• SHORT PROBLEM
Could you give back only the stretch of the records from the line containing "Pick out 70" through the line containing "344, 42, 364]", with "resource-description" replaced by "resource-summary" and nothing else changed?
* Begin DATASET EXTRACT *
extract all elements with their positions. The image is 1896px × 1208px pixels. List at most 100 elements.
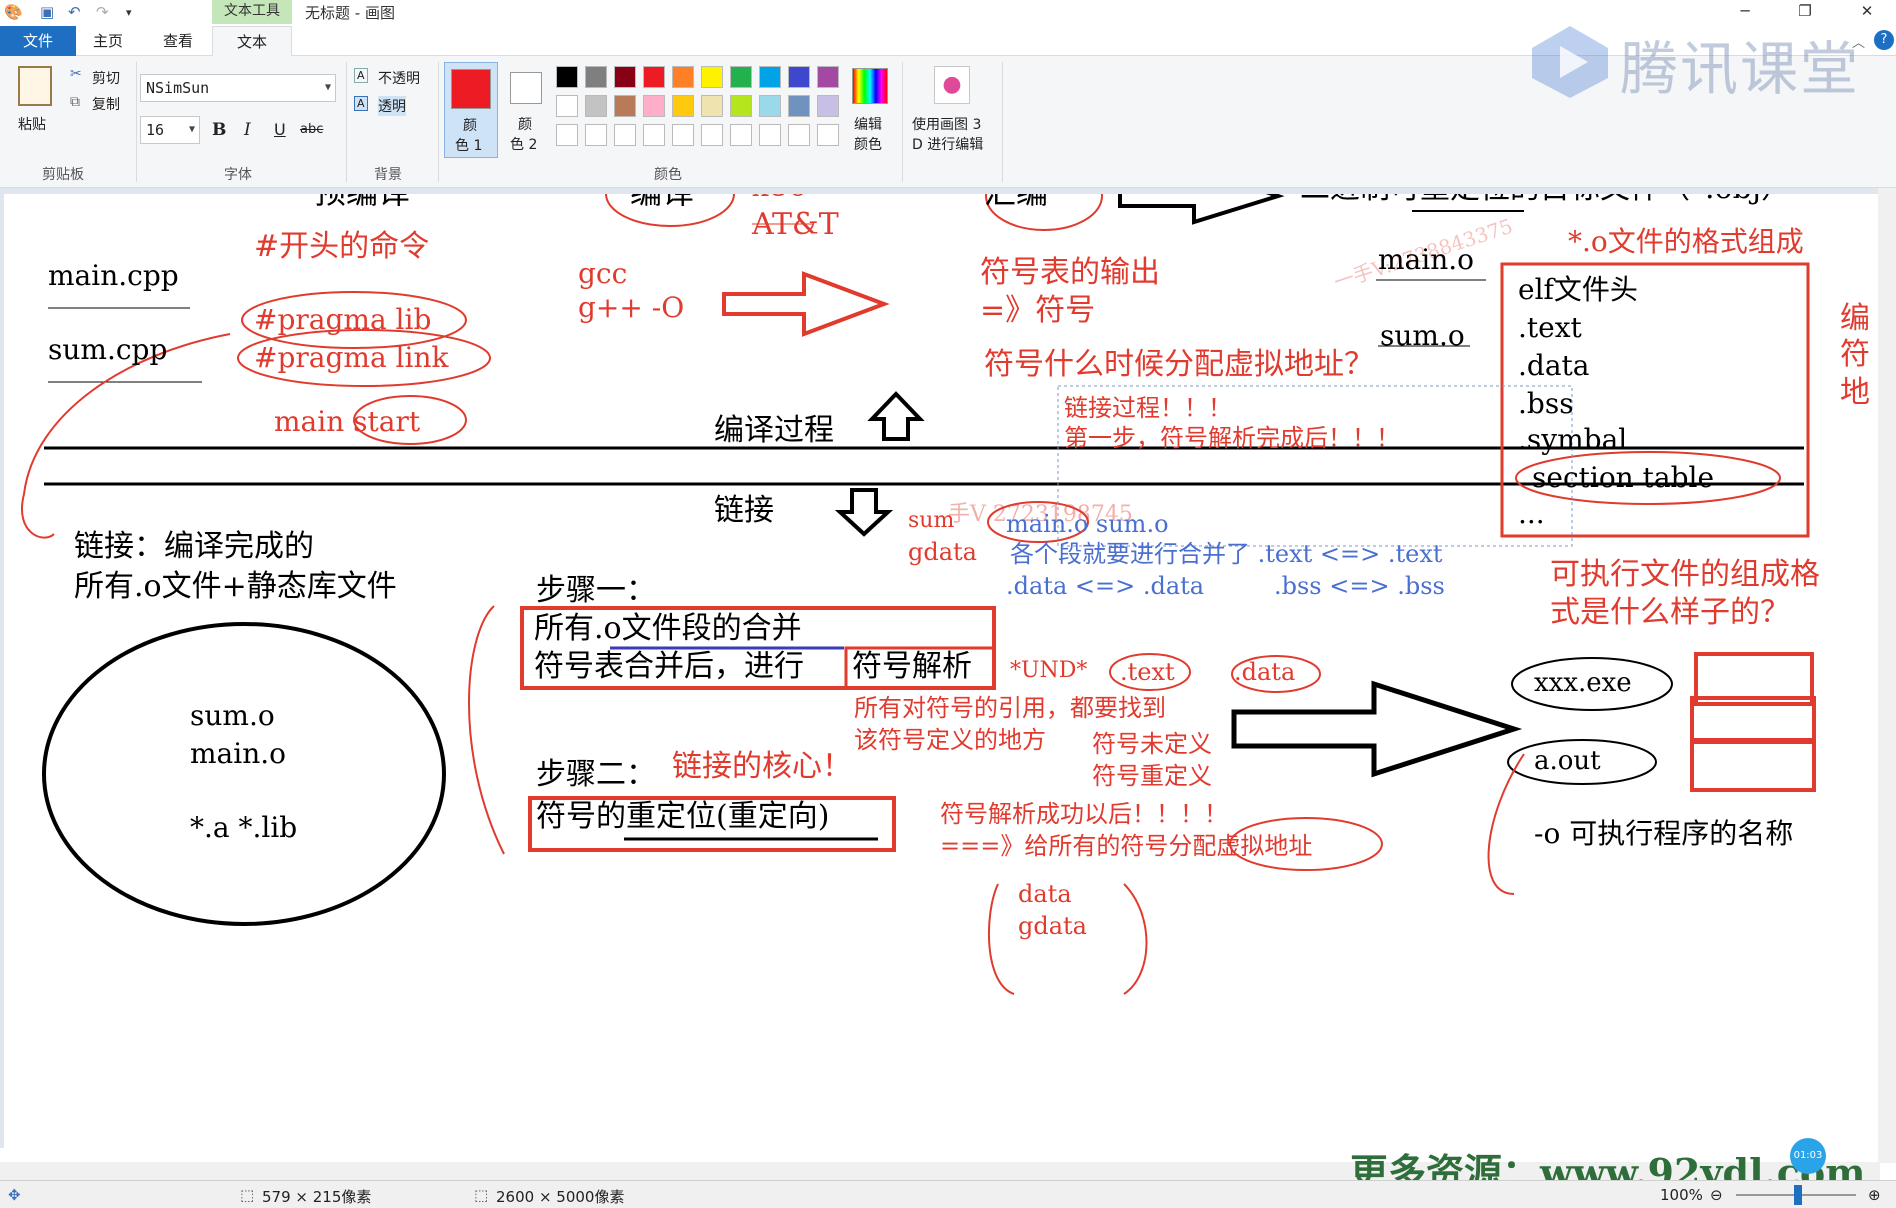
* End DATASET EXTRACT *
* Begin DATASET EXTRACT *
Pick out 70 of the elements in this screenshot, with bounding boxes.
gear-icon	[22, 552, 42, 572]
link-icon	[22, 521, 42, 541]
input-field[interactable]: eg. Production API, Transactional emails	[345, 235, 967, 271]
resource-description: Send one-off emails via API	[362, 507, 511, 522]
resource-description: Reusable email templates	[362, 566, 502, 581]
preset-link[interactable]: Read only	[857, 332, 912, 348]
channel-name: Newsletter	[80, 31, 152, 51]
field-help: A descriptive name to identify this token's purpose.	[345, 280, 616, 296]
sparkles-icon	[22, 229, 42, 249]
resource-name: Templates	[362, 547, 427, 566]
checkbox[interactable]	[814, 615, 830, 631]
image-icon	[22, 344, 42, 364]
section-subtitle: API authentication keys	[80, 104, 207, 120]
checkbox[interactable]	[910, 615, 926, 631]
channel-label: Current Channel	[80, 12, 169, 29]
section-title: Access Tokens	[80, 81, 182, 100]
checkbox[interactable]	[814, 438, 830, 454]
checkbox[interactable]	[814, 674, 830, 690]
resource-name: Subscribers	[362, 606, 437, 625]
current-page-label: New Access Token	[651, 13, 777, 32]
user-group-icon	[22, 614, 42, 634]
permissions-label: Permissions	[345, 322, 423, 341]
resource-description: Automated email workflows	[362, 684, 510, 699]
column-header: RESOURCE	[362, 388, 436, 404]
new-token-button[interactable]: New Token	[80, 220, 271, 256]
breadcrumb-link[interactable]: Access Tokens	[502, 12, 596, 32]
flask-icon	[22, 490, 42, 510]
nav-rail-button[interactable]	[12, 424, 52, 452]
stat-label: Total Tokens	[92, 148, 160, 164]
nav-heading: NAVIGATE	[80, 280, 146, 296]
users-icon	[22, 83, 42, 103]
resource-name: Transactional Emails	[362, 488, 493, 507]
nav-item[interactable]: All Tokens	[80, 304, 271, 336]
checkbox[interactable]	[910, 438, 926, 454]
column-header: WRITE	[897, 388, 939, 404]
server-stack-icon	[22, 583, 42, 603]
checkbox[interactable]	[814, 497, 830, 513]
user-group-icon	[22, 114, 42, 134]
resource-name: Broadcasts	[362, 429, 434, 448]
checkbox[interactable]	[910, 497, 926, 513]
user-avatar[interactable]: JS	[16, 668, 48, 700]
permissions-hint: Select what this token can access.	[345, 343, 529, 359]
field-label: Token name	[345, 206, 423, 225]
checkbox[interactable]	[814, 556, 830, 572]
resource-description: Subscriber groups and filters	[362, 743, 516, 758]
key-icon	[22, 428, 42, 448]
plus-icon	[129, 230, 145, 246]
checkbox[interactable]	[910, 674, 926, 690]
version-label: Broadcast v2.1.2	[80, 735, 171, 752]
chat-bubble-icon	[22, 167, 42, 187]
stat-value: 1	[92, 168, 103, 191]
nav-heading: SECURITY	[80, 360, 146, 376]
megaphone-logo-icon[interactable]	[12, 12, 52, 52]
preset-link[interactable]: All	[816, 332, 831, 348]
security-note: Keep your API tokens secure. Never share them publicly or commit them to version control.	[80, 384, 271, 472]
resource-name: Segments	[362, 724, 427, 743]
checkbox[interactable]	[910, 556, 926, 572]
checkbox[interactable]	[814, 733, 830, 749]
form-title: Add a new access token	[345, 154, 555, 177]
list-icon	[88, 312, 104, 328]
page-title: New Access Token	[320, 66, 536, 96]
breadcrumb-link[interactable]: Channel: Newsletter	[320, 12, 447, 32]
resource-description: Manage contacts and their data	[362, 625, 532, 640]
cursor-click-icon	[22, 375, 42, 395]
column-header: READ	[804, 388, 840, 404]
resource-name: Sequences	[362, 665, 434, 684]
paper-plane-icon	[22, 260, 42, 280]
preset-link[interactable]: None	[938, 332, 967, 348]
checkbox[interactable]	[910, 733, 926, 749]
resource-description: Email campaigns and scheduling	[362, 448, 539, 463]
* End DATASET EXTRACT *
* Begin DATASET EXTRACT *
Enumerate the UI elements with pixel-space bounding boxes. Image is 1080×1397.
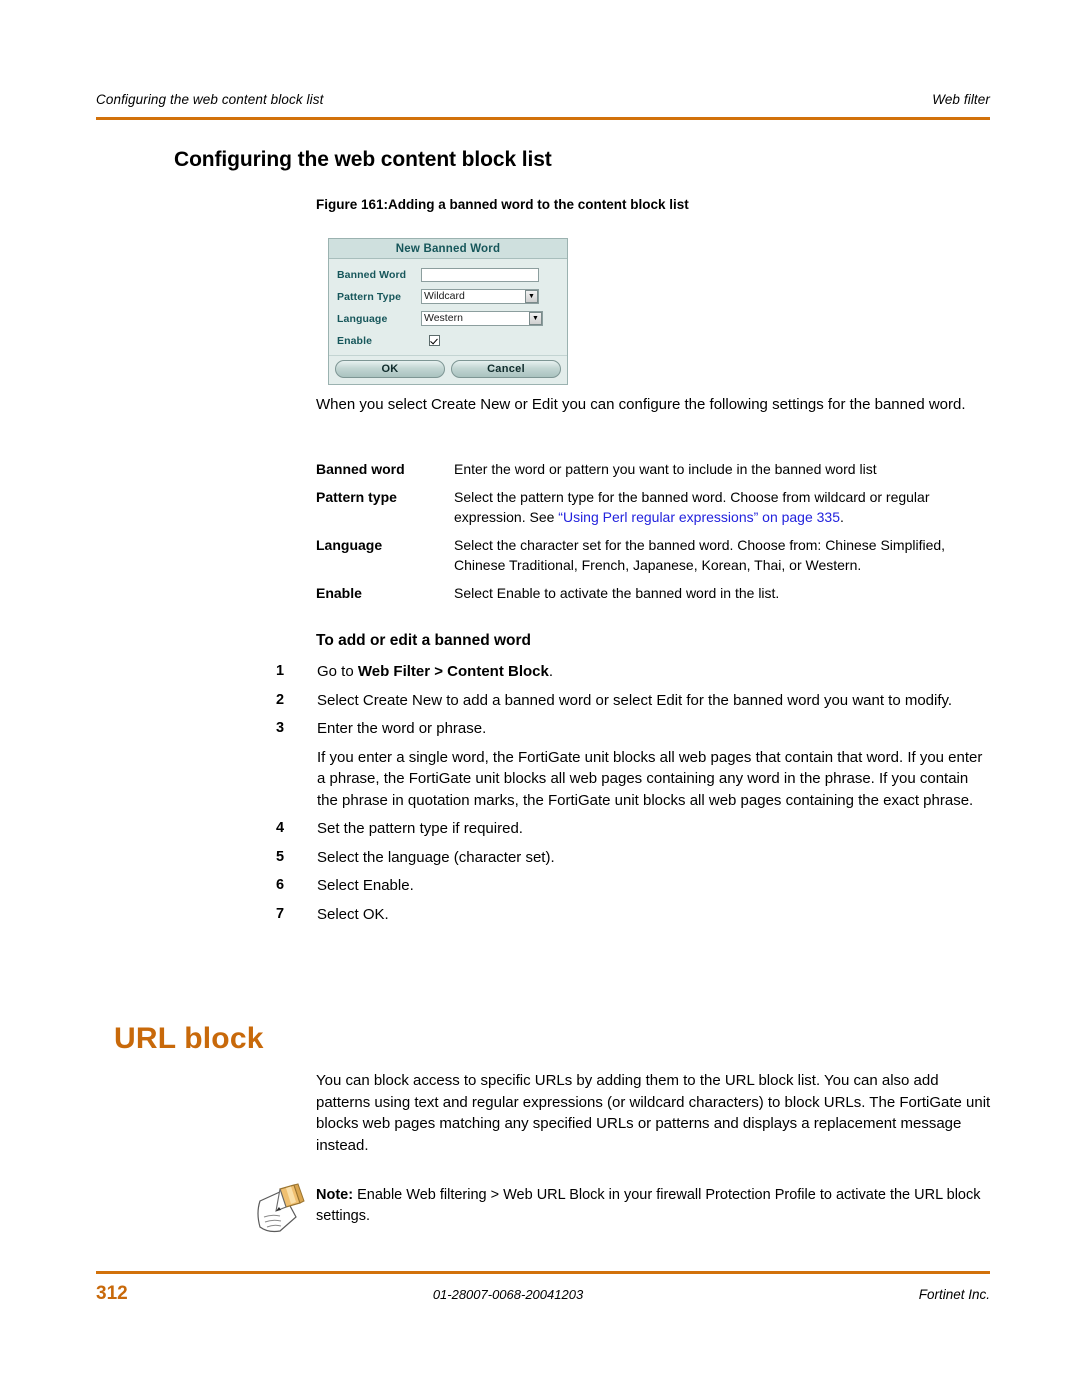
* End DATASET EXTRACT *
• WORKED SOLUTION
Pick out 70 of the elements in this screenshot, with bounding boxes.
gear-icon	[22, 552, 42, 572]
link-icon	[22, 521, 42, 541]
input-field[interactable]: eg. Production API, Transactional emails	[345, 235, 967, 271]
resource-summary: Send one-off emails via API	[362, 507, 511, 522]
resource-summary: Reusable email templates	[362, 566, 502, 581]
preset-link[interactable]: Read only	[857, 332, 912, 348]
channel-name: Newsletter	[80, 31, 152, 51]
field-help: A descriptive name to identify this token's purpose.	[345, 280, 616, 296]
sparkles-icon	[22, 229, 42, 249]
resource-name: Templates	[362, 547, 427, 566]
checkbox[interactable]	[814, 615, 830, 631]
image-icon	[22, 344, 42, 364]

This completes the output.